State how many lines contain "from", and write nothing except that count.

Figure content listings
>>>>>
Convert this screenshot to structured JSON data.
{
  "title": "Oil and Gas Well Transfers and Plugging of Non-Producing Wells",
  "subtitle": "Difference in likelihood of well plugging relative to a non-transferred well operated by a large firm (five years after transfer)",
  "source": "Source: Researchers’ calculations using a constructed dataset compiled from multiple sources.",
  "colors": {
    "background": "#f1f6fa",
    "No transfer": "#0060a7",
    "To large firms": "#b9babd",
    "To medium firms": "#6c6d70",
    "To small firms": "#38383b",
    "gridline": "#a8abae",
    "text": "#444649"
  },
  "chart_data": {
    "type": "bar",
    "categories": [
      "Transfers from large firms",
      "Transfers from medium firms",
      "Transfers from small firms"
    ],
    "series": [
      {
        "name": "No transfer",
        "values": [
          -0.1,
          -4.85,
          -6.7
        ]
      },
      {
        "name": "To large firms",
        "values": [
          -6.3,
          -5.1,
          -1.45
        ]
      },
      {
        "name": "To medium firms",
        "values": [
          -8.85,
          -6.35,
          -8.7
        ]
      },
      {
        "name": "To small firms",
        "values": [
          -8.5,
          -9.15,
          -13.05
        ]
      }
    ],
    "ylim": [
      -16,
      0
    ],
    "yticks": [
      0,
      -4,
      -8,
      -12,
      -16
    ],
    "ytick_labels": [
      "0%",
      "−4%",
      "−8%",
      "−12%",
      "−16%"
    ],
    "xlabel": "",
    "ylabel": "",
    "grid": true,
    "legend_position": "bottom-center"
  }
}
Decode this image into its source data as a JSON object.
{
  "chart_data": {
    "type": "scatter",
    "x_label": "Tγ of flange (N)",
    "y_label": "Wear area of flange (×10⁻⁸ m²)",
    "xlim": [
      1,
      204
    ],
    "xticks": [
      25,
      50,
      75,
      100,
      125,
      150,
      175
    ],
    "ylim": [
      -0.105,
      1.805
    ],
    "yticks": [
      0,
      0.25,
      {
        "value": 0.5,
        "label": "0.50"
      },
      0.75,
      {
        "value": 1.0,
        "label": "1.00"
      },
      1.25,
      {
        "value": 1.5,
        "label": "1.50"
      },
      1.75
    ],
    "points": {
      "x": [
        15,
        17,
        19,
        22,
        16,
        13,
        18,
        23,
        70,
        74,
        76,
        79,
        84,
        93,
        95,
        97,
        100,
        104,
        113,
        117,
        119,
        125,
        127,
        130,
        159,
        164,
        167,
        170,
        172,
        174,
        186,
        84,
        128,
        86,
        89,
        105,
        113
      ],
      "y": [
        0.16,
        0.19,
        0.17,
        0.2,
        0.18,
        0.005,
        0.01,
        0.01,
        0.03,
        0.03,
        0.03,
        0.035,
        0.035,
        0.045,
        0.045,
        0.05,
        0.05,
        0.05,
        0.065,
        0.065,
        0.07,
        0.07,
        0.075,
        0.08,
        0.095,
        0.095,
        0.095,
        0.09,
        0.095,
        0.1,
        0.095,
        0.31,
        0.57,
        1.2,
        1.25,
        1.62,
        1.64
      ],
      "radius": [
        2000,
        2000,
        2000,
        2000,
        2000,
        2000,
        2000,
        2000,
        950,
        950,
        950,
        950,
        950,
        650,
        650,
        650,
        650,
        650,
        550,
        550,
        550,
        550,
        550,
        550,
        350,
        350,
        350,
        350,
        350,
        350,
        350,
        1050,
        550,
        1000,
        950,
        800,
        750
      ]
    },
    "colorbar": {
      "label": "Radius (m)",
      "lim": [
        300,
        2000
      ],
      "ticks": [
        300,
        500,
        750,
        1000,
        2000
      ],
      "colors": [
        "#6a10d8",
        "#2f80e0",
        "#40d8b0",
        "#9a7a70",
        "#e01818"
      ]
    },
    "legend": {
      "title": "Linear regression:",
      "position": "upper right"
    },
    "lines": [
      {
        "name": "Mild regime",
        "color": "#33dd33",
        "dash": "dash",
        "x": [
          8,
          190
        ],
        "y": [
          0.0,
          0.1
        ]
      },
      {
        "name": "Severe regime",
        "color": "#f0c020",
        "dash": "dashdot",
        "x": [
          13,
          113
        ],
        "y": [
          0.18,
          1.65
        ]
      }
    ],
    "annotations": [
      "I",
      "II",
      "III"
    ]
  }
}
<<<<<
__FINAL RESULT__: 4